| PROBLEM STATEMENT |
Read the records and gather each line that includes "xlabel".

| Records from a collection of figures |
● ● ●
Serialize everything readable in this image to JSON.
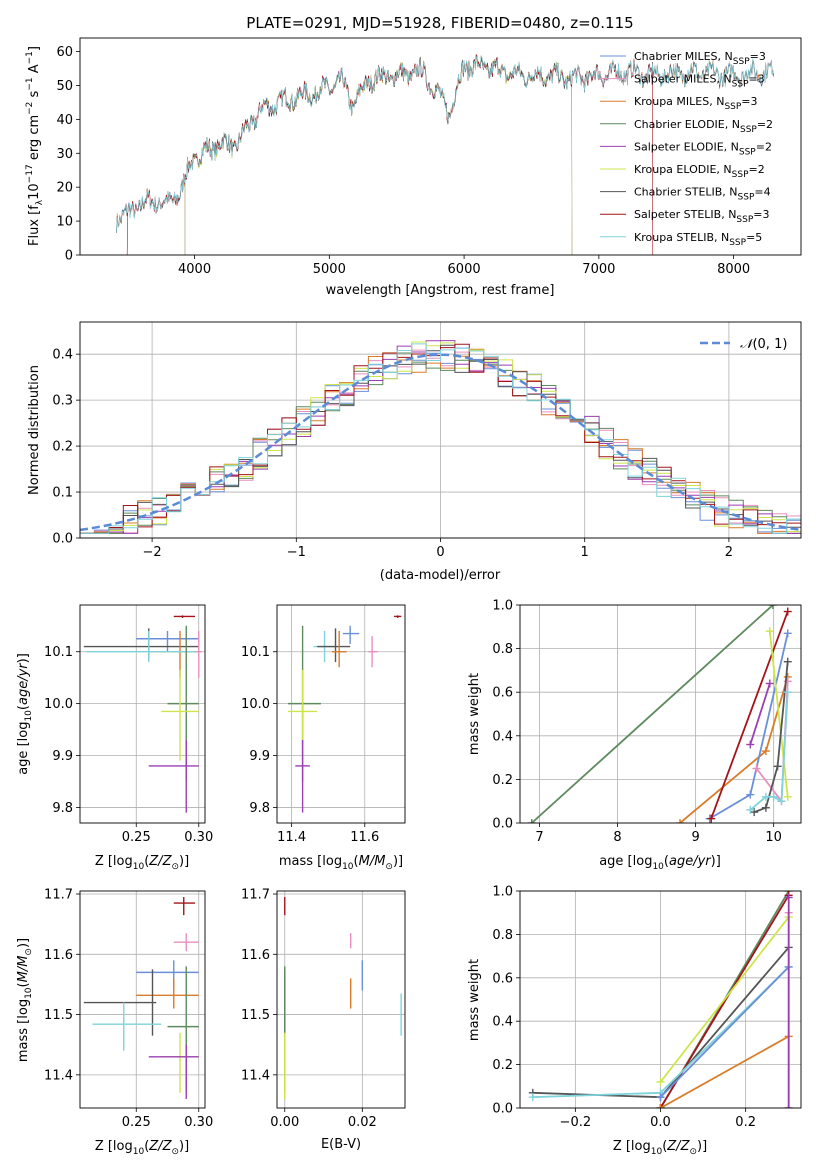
{
  "title": "PLATE=0291, MJD=51928, FIBERID=0480, z=0.115",
  "colors": {
    "Chabrier MILES": "#6a8fd8",
    "Salpeter MILES": "#e98fc0",
    "Kroupa MILES": "#d97c2a",
    "Chabrier ELODIE": "#5e8a5e",
    "Salpeter ELODIE": "#9b3fb3",
    "Kroupa ELODIE": "#cde54b",
    "Chabrier STELIB": "#555555",
    "Salpeter STELIB": "#a3141a",
    "Kroupa STELIB": "#7fd3dc",
    "normal_curve": "#5b8bd6",
    "grid": "#b0b0b0"
  },
  "chart_data": [
    {
      "id": "spectrum",
      "type": "line",
      "xlabel": "wavelength [Angstrom, rest frame]",
      "ylabel": "Flux [f_λ10^-17 erg cm^-2 s^-1 A^-1]",
      "xlim": [
        3150,
        8500
      ],
      "ylim": [
        0,
        64
      ],
      "xticks": [
        4000,
        5000,
        6000,
        7000,
        8000
      ],
      "yticks": [
        0,
        10,
        20,
        30,
        40,
        50,
        60
      ],
      "grid": false,
      "legend_position": "top-right",
      "legend": [
        "Chabrier MILES, N_SSP=3",
        "Salpeter MILES, N_SSP=3",
        "Kroupa MILES, N_SSP=3",
        "Chabrier ELODIE, N_SSP=2",
        "Salpeter ELODIE, N_SSP=2",
        "Kroupa ELODIE, N_SSP=2",
        "Chabrier STELIB, N_SSP=4",
        "Salpeter STELIB, N_SSP=3",
        "Kroupa STELIB, N_SSP=5"
      ],
      "continuum": [
        [
          3420,
          11
        ],
        [
          3500,
          12
        ],
        [
          3600,
          15
        ],
        [
          3700,
          16
        ],
        [
          3800,
          15
        ],
        [
          3900,
          19
        ],
        [
          3980,
          28
        ],
        [
          4100,
          31
        ],
        [
          4200,
          33
        ],
        [
          4300,
          32
        ],
        [
          4400,
          38
        ],
        [
          4500,
          43
        ],
        [
          4700,
          46
        ],
        [
          4900,
          48
        ],
        [
          5100,
          51
        ],
        [
          5175,
          44
        ],
        [
          5300,
          52
        ],
        [
          5500,
          53
        ],
        [
          5700,
          54
        ],
        [
          5893,
          42
        ],
        [
          6000,
          56
        ],
        [
          6200,
          55
        ],
        [
          6400,
          53
        ],
        [
          6600,
          53
        ],
        [
          6800,
          52
        ],
        [
          7000,
          53
        ],
        [
          7200,
          54
        ],
        [
          7400,
          53
        ],
        [
          7700,
          54
        ],
        [
          8000,
          53
        ],
        [
          8200,
          54
        ],
        [
          8300,
          54
        ]
      ]
    },
    {
      "id": "residuals",
      "type": "bar",
      "xlabel": "(data-model)/error",
      "ylabel": "Normed distribution",
      "xlim": [
        -2.5,
        2.5
      ],
      "ylim": [
        0,
        0.47
      ],
      "xticks": [
        -2,
        -1,
        0,
        1,
        2
      ],
      "yticks": [
        0.0,
        0.1,
        0.2,
        0.3,
        0.4
      ],
      "grid": true,
      "legend_position": "top-right",
      "legend": [
        "N(0,1)"
      ],
      "bin_width": 0.1
    },
    {
      "id": "age_vs_Z",
      "type": "scatter",
      "xlabel": "Z [log10(Z/Z⊙)]",
      "ylabel": "age [log10(age/yr)]",
      "xlim": [
        0.205,
        0.305
      ],
      "ylim": [
        9.77,
        10.19
      ],
      "xticks": [
        0.25,
        0.3
      ],
      "yticks": [
        9.8,
        9.9,
        10.0,
        10.1
      ],
      "grid": true,
      "points": [
        {
          "s": "Salpeter STELIB",
          "x": 0.287,
          "y": 10.168,
          "xe": [
            0.28,
            0.297
          ],
          "ye": [
            10.165,
            10.17
          ]
        },
        {
          "s": "Chabrier MILES",
          "x": 0.275,
          "y": 10.125,
          "xe": [
            0.25,
            0.3
          ],
          "ye": [
            10.1,
            10.14
          ]
        },
        {
          "s": "Chabrier STELIB",
          "x": 0.26,
          "y": 10.11,
          "xe": [
            0.208,
            0.3
          ],
          "ye": [
            10.085,
            10.145
          ]
        },
        {
          "s": "Kroupa MILES",
          "x": 0.285,
          "y": 10.1,
          "xe": [
            0.26,
            0.3
          ],
          "ye": [
            10.05,
            10.14
          ]
        },
        {
          "s": "Kroupa STELIB",
          "x": 0.26,
          "y": 10.1,
          "xe": [
            0.21,
            0.3
          ],
          "ye": [
            10.08,
            10.14
          ]
        },
        {
          "s": "Salpeter MILES",
          "x": 0.3,
          "y": 10.1,
          "xe": [
            0.298,
            0.302
          ],
          "ye": [
            10.05,
            10.14
          ]
        },
        {
          "s": "Chabrier ELODIE",
          "x": 0.29,
          "y": 10.0,
          "xe": [
            0.275,
            0.3
          ],
          "ye": [
            9.85,
            10.15
          ]
        },
        {
          "s": "Kroupa ELODIE",
          "x": 0.285,
          "y": 9.985,
          "xe": [
            0.27,
            0.3
          ],
          "ye": [
            9.89,
            10.065
          ]
        },
        {
          "s": "Salpeter ELODIE",
          "x": 0.29,
          "y": 9.88,
          "xe": [
            0.26,
            0.3
          ],
          "ye": [
            9.79,
            9.93
          ]
        }
      ]
    },
    {
      "id": "age_vs_mass",
      "type": "scatter",
      "xlabel": "mass [log10(M/M⊙)]",
      "ylabel": "",
      "xlim": [
        11.36,
        11.71
      ],
      "ylim": [
        9.77,
        10.19
      ],
      "xticks": [
        11.4,
        11.6
      ],
      "yticks": [
        9.8,
        9.9,
        10.0,
        10.1
      ],
      "grid": true,
      "points": [
        {
          "s": "Salpeter STELIB",
          "x": 11.69,
          "y": 10.168,
          "xe": [
            11.68,
            11.7
          ],
          "ye": [
            10.165,
            10.17
          ]
        },
        {
          "s": "Chabrier MILES",
          "x": 11.56,
          "y": 10.135,
          "xe": [
            11.54,
            11.585
          ],
          "ye": [
            10.115,
            10.15
          ]
        },
        {
          "s": "Kroupa STELIB",
          "x": 11.49,
          "y": 10.11,
          "xe": [
            11.46,
            11.52
          ],
          "ye": [
            10.08,
            10.14
          ]
        },
        {
          "s": "Chabrier STELIB",
          "x": 11.52,
          "y": 10.11,
          "xe": [
            11.47,
            11.56
          ],
          "ye": [
            10.08,
            10.145
          ]
        },
        {
          "s": "Kroupa MILES",
          "x": 11.53,
          "y": 10.1,
          "xe": [
            11.51,
            11.55
          ],
          "ye": [
            10.07,
            10.14
          ]
        },
        {
          "s": "Salpeter MILES",
          "x": 11.62,
          "y": 10.1,
          "xe": [
            11.61,
            11.635
          ],
          "ye": [
            10.07,
            10.13
          ]
        },
        {
          "s": "Chabrier ELODIE",
          "x": 11.43,
          "y": 10.0,
          "xe": [
            11.39,
            11.48
          ],
          "ye": [
            9.85,
            10.15
          ]
        },
        {
          "s": "Kroupa ELODIE",
          "x": 11.43,
          "y": 9.985,
          "xe": [
            11.39,
            11.47
          ],
          "ye": [
            9.89,
            10.065
          ]
        },
        {
          "s": "Salpeter ELODIE",
          "x": 11.43,
          "y": 9.88,
          "xe": [
            11.41,
            11.45
          ],
          "ye": [
            9.79,
            9.93
          ]
        }
      ]
    },
    {
      "id": "massweight_vs_age",
      "type": "line",
      "xlabel": "age [log10(age/yr)]",
      "ylabel": "mass weight",
      "xlim": [
        6.75,
        10.35
      ],
      "ylim": [
        0,
        1
      ],
      "xticks": [
        7,
        8,
        9,
        10
      ],
      "yticks": [
        0.0,
        0.2,
        0.4,
        0.6,
        0.8,
        1.0
      ],
      "grid": true,
      "series": [
        {
          "s": "Chabrier ELODIE",
          "x": [
            6.9,
            9.99
          ],
          "y": [
            0.0,
            1.0
          ]
        },
        {
          "s": "Kroupa MILES",
          "x": [
            8.8,
            9.9,
            10.18
          ],
          "y": [
            0.0,
            0.33,
            0.67
          ]
        },
        {
          "s": "Chabrier MILES",
          "x": [
            9.18,
            9.7,
            10.18
          ],
          "y": [
            0.02,
            0.13,
            0.87
          ]
        },
        {
          "s": "Salpeter STELIB",
          "x": [
            9.2,
            10.18
          ],
          "y": [
            0.02,
            0.97
          ]
        },
        {
          "s": "Salpeter ELODIE",
          "x": [
            9.7,
            9.95
          ],
          "y": [
            0.36,
            0.64
          ]
        },
        {
          "s": "Kroupa ELODIE",
          "x": [
            9.95,
            10.18
          ],
          "y": [
            0.88,
            0.12
          ]
        },
        {
          "s": "Salpeter MILES",
          "x": [
            9.78,
            10.1,
            10.18
          ],
          "y": [
            0.25,
            0.1,
            0.65
          ]
        },
        {
          "s": "Chabrier STELIB",
          "x": [
            9.75,
            9.9,
            10.05,
            10.18
          ],
          "y": [
            0.05,
            0.07,
            0.26,
            0.74
          ]
        },
        {
          "s": "Kroupa STELIB",
          "x": [
            9.7,
            9.9,
            10.0,
            10.1,
            10.18
          ],
          "y": [
            0.06,
            0.12,
            0.12,
            0.1,
            0.6
          ]
        }
      ]
    },
    {
      "id": "mass_vs_Z",
      "type": "scatter",
      "xlabel": "Z [log10(Z/Z⊙)]",
      "ylabel": "mass [log10(M/M⊙)]",
      "xlim": [
        0.205,
        0.305
      ],
      "ylim": [
        11.345,
        11.705
      ],
      "xticks": [
        0.25,
        0.3
      ],
      "yticks": [
        11.4,
        11.5,
        11.6,
        11.7
      ],
      "grid": true,
      "points": [
        {
          "s": "Salpeter STELIB",
          "x": 0.288,
          "y": 11.685,
          "xe": [
            0.28,
            0.297
          ],
          "ye": [
            11.665,
            11.695
          ]
        },
        {
          "s": "Salpeter MILES",
          "x": 0.29,
          "y": 11.62,
          "xe": [
            0.28,
            0.3
          ],
          "ye": [
            11.605,
            11.635
          ]
        },
        {
          "s": "Chabrier MILES",
          "x": 0.28,
          "y": 11.57,
          "xe": [
            0.25,
            0.3
          ],
          "ye": [
            11.54,
            11.59
          ]
        },
        {
          "s": "Kroupa MILES",
          "x": 0.28,
          "y": 11.532,
          "xe": [
            0.25,
            0.3
          ],
          "ye": [
            11.51,
            11.56
          ]
        },
        {
          "s": "Chabrier STELIB",
          "x": 0.263,
          "y": 11.52,
          "xe": [
            0.208,
            0.266
          ],
          "ye": [
            11.465,
            11.575
          ]
        },
        {
          "s": "Kroupa STELIB",
          "x": 0.24,
          "y": 11.484,
          "xe": [
            0.215,
            0.27
          ],
          "ye": [
            11.44,
            11.52
          ]
        },
        {
          "s": "Chabrier ELODIE",
          "x": 0.29,
          "y": 11.48,
          "xe": [
            0.275,
            0.3
          ],
          "ye": [
            11.37,
            11.58
          ]
        },
        {
          "s": "Kroupa ELODIE",
          "x": 0.285,
          "y": 11.43,
          "xe": [
            0.27,
            0.3
          ],
          "ye": [
            11.37,
            11.47
          ]
        },
        {
          "s": "Salpeter ELODIE",
          "x": 0.29,
          "y": 11.43,
          "xe": [
            0.26,
            0.3
          ],
          "ye": [
            11.36,
            11.45
          ]
        }
      ]
    },
    {
      "id": "mass_vs_EBV",
      "type": "scatter",
      "xlabel": "E(B-V)",
      "ylabel": "",
      "xlim": [
        -0.002,
        0.031
      ],
      "ylim": [
        11.345,
        11.705
      ],
      "xticks": [
        0.0,
        0.02
      ],
      "yticks": [
        11.4,
        11.5,
        11.6,
        11.7
      ],
      "grid": true,
      "points": [
        {
          "s": "Salpeter STELIB",
          "x": 0.0,
          "y": 11.685,
          "xe": [
            0.0,
            0.0
          ],
          "ye": [
            11.665,
            11.695
          ]
        },
        {
          "s": "Salpeter MILES",
          "x": 0.017,
          "y": 11.62,
          "xe": [
            0.017,
            0.017
          ],
          "ye": [
            11.61,
            11.635
          ]
        },
        {
          "s": "Chabrier MILES",
          "x": 0.02,
          "y": 11.565,
          "xe": [
            0.02,
            0.02
          ],
          "ye": [
            11.54,
            11.59
          ]
        },
        {
          "s": "Kroupa MILES",
          "x": 0.017,
          "y": 11.535,
          "xe": [
            0.017,
            0.017
          ],
          "ye": [
            11.51,
            11.56
          ]
        },
        {
          "s": "Chabrier STELIB",
          "x": 0.0,
          "y": 11.52,
          "xe": [
            0.0,
            0.0
          ],
          "ye": [
            11.465,
            11.575
          ]
        },
        {
          "s": "Kroupa STELIB",
          "x": 0.03,
          "y": 11.5,
          "xe": [
            0.03,
            0.03
          ],
          "ye": [
            11.465,
            11.535
          ]
        },
        {
          "s": "Chabrier ELODIE",
          "x": 0.0,
          "y": 11.48,
          "xe": [
            0.0,
            0.0
          ],
          "ye": [
            11.37,
            11.58
          ]
        },
        {
          "s": "Kroupa ELODIE",
          "x": 0.0,
          "y": 11.42,
          "xe": [
            0.0,
            0.0
          ],
          "ye": [
            11.36,
            11.47
          ]
        }
      ]
    },
    {
      "id": "massweight_vs_Z",
      "type": "line",
      "xlabel": "Z [log10(Z/Z⊙)]",
      "ylabel": "mass weight",
      "xlim": [
        -0.33,
        0.33
      ],
      "ylim": [
        0,
        1
      ],
      "xticks": [
        -0.2,
        0.0,
        0.2
      ],
      "yticks": [
        0.0,
        0.2,
        0.4,
        0.6,
        0.8,
        1.0
      ],
      "grid": true,
      "series": [
        {
          "s": "Chabrier ELODIE",
          "x": [
            0.0,
            0.301
          ],
          "y": [
            0.0,
            1.0
          ]
        },
        {
          "s": "Salpeter STELIB",
          "x": [
            0.0,
            0.301
          ],
          "y": [
            0.0,
            0.98
          ]
        },
        {
          "s": "Kroupa ELODIE",
          "x": [
            0.0,
            0.301
          ],
          "y": [
            0.12,
            0.88
          ]
        },
        {
          "s": "Chabrier STELIB",
          "x": [
            -0.3,
            0.0,
            0.301
          ],
          "y": [
            0.07,
            0.05,
            0.74
          ]
        },
        {
          "s": "Kroupa STELIB",
          "x": [
            -0.3,
            0.0,
            0.301
          ],
          "y": [
            0.05,
            0.07,
            0.65
          ]
        },
        {
          "s": "Chabrier MILES",
          "x": [
            0.0,
            0.301
          ],
          "y": [
            0.05,
            0.65
          ]
        },
        {
          "s": "Kroupa MILES",
          "x": [
            0.0,
            0.301
          ],
          "y": [
            0.0,
            0.33
          ]
        },
        {
          "s": "Salpeter MILES",
          "x": [
            0.301,
            0.301
          ],
          "y": [
            0.0,
            0.9
          ]
        },
        {
          "s": "Salpeter ELODIE",
          "x": [
            0.301,
            0.301
          ],
          "y": [
            0.0,
            0.97
          ]
        }
      ]
    }
  ]
}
● ● ●
| FULL OUTPUT |
      "xlabel": "wavelength [Angstrom, rest frame]",
      "xlabel": "(data-model)/error",
      "xlabel": "Z [log10(Z/Z⊙)]",
      "xlabel": "mass [log10(M/M⊙)]",
      "xlabel": "age [log10(age/yr)]",
      "xlabel": "Z [log10(Z/Z⊙)]",
      "xlabel": "E(B-V)",
      "xlabel": "Z [log10(Z/Z⊙)]",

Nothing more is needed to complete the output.